Exercise aim:
Nothing in the records may be left out or altered; reproduce them all exactly.

Extracted records:

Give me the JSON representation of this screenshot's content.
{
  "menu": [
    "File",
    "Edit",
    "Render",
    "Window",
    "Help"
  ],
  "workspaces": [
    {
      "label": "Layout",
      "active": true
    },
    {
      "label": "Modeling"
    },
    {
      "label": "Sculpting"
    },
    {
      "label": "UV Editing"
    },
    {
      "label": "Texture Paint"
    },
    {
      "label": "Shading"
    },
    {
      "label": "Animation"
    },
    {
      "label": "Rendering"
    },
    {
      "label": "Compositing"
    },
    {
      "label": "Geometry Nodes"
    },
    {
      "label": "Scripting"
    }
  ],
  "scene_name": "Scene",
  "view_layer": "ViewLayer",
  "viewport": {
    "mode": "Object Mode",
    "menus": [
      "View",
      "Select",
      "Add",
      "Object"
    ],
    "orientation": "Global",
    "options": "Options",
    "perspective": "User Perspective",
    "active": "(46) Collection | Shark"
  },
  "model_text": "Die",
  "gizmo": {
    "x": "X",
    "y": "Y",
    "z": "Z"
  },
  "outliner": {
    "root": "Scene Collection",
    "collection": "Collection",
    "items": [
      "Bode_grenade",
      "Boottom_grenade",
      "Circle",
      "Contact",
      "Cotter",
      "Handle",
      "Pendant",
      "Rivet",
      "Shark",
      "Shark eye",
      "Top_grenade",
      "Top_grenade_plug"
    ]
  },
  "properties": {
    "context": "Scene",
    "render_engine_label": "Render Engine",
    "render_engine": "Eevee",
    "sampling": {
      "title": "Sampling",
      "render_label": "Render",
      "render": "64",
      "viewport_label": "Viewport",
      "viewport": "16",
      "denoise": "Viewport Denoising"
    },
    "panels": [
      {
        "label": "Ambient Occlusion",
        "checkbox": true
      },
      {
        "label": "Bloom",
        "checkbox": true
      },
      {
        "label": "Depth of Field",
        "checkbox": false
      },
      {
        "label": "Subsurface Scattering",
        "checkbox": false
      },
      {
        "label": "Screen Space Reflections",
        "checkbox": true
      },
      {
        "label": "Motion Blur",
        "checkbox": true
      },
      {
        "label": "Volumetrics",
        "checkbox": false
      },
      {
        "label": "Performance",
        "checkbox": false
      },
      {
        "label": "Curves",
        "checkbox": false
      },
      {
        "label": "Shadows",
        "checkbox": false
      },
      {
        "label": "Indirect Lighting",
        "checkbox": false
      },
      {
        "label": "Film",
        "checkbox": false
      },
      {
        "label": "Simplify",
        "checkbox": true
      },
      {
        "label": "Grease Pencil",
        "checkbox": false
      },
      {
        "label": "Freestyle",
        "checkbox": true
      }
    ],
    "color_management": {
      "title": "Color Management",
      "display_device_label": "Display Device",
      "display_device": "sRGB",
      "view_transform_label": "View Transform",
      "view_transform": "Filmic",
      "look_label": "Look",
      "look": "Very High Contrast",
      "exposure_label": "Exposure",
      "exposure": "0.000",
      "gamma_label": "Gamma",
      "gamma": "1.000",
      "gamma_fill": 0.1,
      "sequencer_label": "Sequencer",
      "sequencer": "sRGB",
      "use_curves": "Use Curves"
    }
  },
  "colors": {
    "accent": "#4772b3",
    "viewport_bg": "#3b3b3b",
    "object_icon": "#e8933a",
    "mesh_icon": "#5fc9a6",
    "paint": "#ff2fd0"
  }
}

Expected answer:
Give me the JSON representation of this screenshot's content.
{
  "menu": [
    "File",
    "Edit",
    "Render",
    "Window",
    "Help"
  ],
  "workspaces": [
    {
      "label": "Layout",
      "active": true
    },
    {
      "label": "Modeling"
    },
    {
      "label": "Sculpting"
    },
    {
      "label": "UV Editing"
    },
    {
      "label": "Texture Paint"
    },
    {
      "label": "Shading"
    },
    {
      "label": "Animation"
    },
    {
      "label": "Rendering"
    },
    {
      "label": "Compositing"
    },
    {
      "label": "Geometry Nodes"
    },
    {
      "label": "Scripting"
    }
  ],
  "scene_name": "Scene",
  "view_layer": "ViewLayer",
  "viewport": {
    "mode": "Object Mode",
    "menus": [
      "View",
      "Select",
      "Add",
      "Object"
    ],
    "orientation": "Global",
    "options": "Options",
    "perspective": "User Perspective",
    "active": "(46) Collection | Shark"
  },
  "model_text": "Die",
  "gizmo": {
    "x": "X",
    "y": "Y",
    "z": "Z"
  },
  "outliner": {
    "root": "Scene Collection",
    "collection": "Collection",
    "items": [
      "Bode_grenade",
      "Boottom_grenade",
      "Circle",
      "Contact",
      "Cotter",
      "Handle",
      "Pendant",
      "Rivet",
      "Shark",
      "Shark eye",
      "Top_grenade",
      "Top_grenade_plug"
    ]
  },
  "properties": {
    "context": "Scene",
    "render_engine_label": "Render Engine",
    "render_engine": "Eevee",
    "sampling": {
      "title": "Sampling",
      "render_label": "Render",
      "render": "64",
      "viewport_label": "Viewport",
      "viewport": "16",
      "denoise": "Viewport Denoising"
    },
    "panels": [
      {
        "label": "Ambient Occlusion",
        "checkbox": true
      },
      {
        "label": "Bloom",
        "checkbox": true
      },
      {
        "label": "Depth of Field",
        "checkbox": false
      },
      {
        "label": "Subsurface Scattering",
        "checkbox": false
      },
      {
        "label": "Screen Space Reflections",
        "checkbox": true
      },
      {
        "label": "Motion Blur",
        "checkbox": true
      },
      {
        "label": "Volumetrics",
        "checkbox": false
      },
      {
        "label": "Performance",
        "checkbox": false
      },
      {
        "label": "Curves",
        "checkbox": false
      },
      {
        "label": "Shadows",
        "checkbox": false
      },
      {
        "label": "Indirect Lighting",
        "checkbox": false
      },
      {
        "label": "Film",
        "checkbox": false
      },
      {
        "label": "Simplify",
        "checkbox": true
      },
      {
        "label": "Grease Pencil",
        "checkbox": false
      },
      {
        "label": "Freestyle",
        "checkbox": true
      }
    ],
    "color_management": {
      "title": "Color Management",
      "display_device_label": "Display Device",
      "display_device": "sRGB",
      "view_transform_label": "View Transform",
      "view_transform": "Filmic",
      "look_label": "Look",
      "look": "Very High Contrast",
      "exposure_label": "Exposure",
      "exposure": "0.000",
      "gamma_label": "Gamma",
      "gamma": "1.000",
      "gamma_fill": 0.1,
      "sequencer_label": "Sequencer",
      "sequencer": "sRGB",
      "use_curves": "Use Curves"
    }
  },
  "colors": {
    "accent": "#4772b3",
    "viewport_bg": "#3b3b3b",
    "object_icon": "#e8933a",
    "mesh_icon": "#5fc9a6",
    "paint": "#ff2fd0"
  }
}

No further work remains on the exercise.